◆ WRITTEN EXERCISE:
Extract all lines that hold the string "filles".

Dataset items
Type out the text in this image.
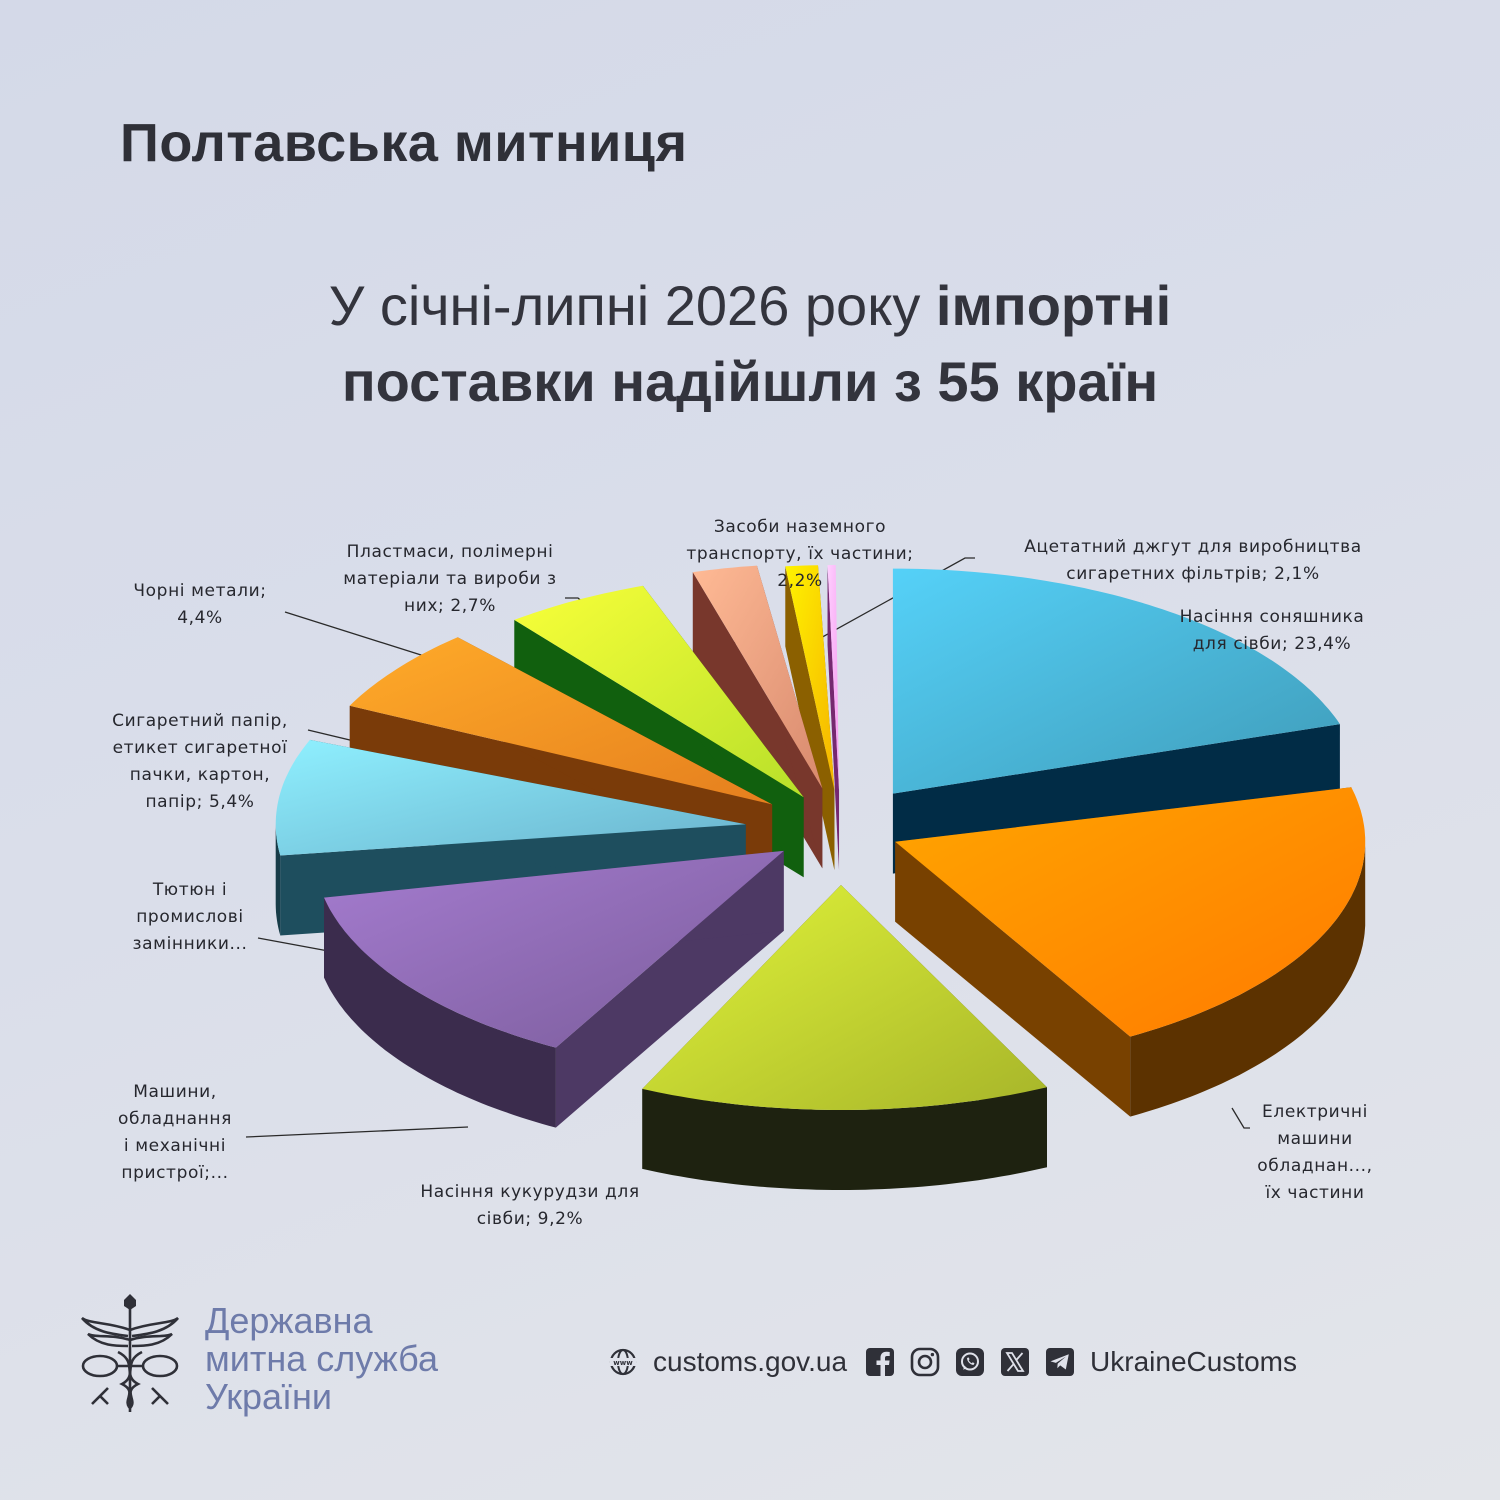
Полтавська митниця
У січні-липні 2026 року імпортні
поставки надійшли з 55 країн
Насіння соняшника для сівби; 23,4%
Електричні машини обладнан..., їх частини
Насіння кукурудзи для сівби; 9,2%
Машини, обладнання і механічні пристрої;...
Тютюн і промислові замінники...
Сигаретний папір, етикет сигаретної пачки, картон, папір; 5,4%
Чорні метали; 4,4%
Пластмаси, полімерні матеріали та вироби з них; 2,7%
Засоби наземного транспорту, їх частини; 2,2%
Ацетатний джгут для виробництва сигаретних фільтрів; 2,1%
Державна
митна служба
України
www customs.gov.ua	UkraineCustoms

* * *

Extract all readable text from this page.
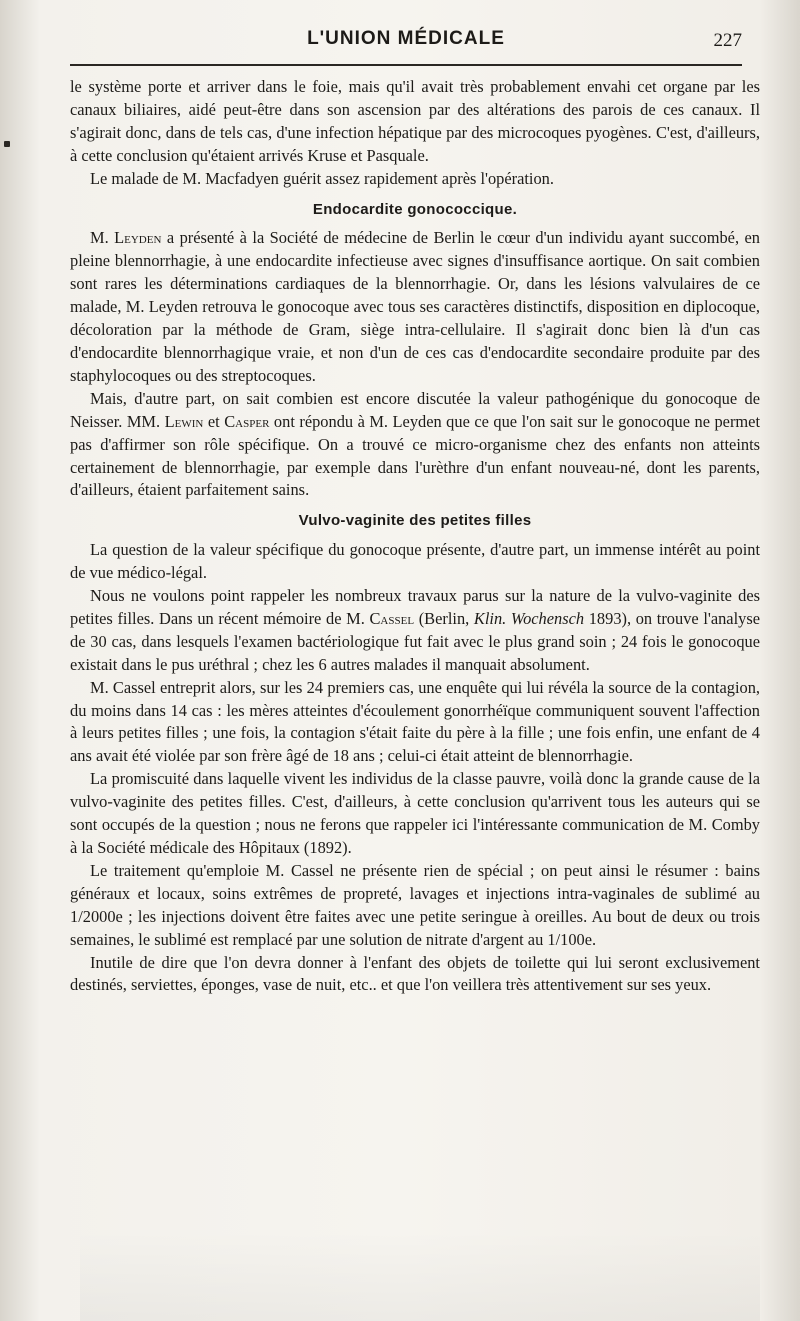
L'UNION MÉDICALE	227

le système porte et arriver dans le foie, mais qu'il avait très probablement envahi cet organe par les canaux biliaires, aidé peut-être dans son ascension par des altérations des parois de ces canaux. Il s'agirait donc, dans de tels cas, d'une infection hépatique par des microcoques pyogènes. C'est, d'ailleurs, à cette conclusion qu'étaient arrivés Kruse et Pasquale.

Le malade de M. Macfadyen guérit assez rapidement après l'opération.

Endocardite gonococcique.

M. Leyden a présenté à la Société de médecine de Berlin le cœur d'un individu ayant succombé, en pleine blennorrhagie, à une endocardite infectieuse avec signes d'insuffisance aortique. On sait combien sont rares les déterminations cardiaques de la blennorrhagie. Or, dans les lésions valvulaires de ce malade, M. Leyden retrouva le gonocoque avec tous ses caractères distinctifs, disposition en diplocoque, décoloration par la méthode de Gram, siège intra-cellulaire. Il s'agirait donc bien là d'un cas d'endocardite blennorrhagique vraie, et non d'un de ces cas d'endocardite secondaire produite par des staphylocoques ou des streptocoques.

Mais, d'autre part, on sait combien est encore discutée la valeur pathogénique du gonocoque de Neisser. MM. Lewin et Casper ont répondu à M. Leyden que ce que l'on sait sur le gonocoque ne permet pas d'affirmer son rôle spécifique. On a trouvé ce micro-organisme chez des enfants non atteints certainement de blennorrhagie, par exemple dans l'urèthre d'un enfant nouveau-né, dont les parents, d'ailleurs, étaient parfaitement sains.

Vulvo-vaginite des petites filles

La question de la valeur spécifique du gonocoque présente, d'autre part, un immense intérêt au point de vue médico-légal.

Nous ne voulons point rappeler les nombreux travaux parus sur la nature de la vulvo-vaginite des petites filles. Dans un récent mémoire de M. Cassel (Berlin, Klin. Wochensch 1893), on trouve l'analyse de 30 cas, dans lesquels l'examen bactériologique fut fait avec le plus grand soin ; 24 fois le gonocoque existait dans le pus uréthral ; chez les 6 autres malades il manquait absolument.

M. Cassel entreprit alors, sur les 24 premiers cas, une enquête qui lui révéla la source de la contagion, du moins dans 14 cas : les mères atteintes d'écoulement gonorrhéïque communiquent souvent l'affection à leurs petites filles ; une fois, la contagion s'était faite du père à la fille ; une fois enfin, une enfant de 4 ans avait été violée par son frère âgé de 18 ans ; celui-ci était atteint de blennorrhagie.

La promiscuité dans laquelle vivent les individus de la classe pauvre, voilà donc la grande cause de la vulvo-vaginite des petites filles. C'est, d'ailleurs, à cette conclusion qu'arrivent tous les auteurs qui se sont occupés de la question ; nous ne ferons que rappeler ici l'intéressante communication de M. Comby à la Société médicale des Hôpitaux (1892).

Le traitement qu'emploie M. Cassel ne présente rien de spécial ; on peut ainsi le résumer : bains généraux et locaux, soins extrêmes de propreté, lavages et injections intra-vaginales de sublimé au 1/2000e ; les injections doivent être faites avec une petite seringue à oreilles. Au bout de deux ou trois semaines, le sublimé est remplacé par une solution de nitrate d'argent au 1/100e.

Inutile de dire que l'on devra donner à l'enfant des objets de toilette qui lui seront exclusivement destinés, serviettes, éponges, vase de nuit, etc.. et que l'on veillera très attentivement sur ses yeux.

◆ WRITTEN SOLUTION:
Vulvo-vaginite des petites filles
Nous ne voulons point rappeler les nombreux travaux parus sur la nature de la vulvo-vaginite des petites filles. Dans un récent mémoire de M. Cassel (Berlin, Klin. Wochensch 1893), on trouve l'analyse de 30 cas, dans lesquels l'examen bactériologique fut fait avec le plus grand soin ; 24 fois le gonocoque existait dans le pus uréthral ; chez les 6 autres malades il manquait absolument.
M. Cassel entreprit alors, sur les 24 premiers cas, une enquête qui lui révéla la source de la contagion, du moins dans 14 cas : les mères atteintes d'écoulement gonorrhéïque communiquent souvent l'affection à leurs petites filles ; une fois, la contagion s'était faite du père à la fille ; une fois enfin, une enfant de 4 ans avait été violée par son frère âgé de 18 ans ; celui-ci était atteint de blennorrhagie.
La promiscuité dans laquelle vivent les individus de la classe pauvre, voilà donc la grande cause de la vulvo-vaginite des petites filles. C'est, d'ailleurs, à cette conclusion qu'arrivent tous les auteurs qui se sont occupés de la question ; nous ne ferons que rappeler ici l'intéressante communication de M. Comby à la Société médicale des Hôpitaux (1892).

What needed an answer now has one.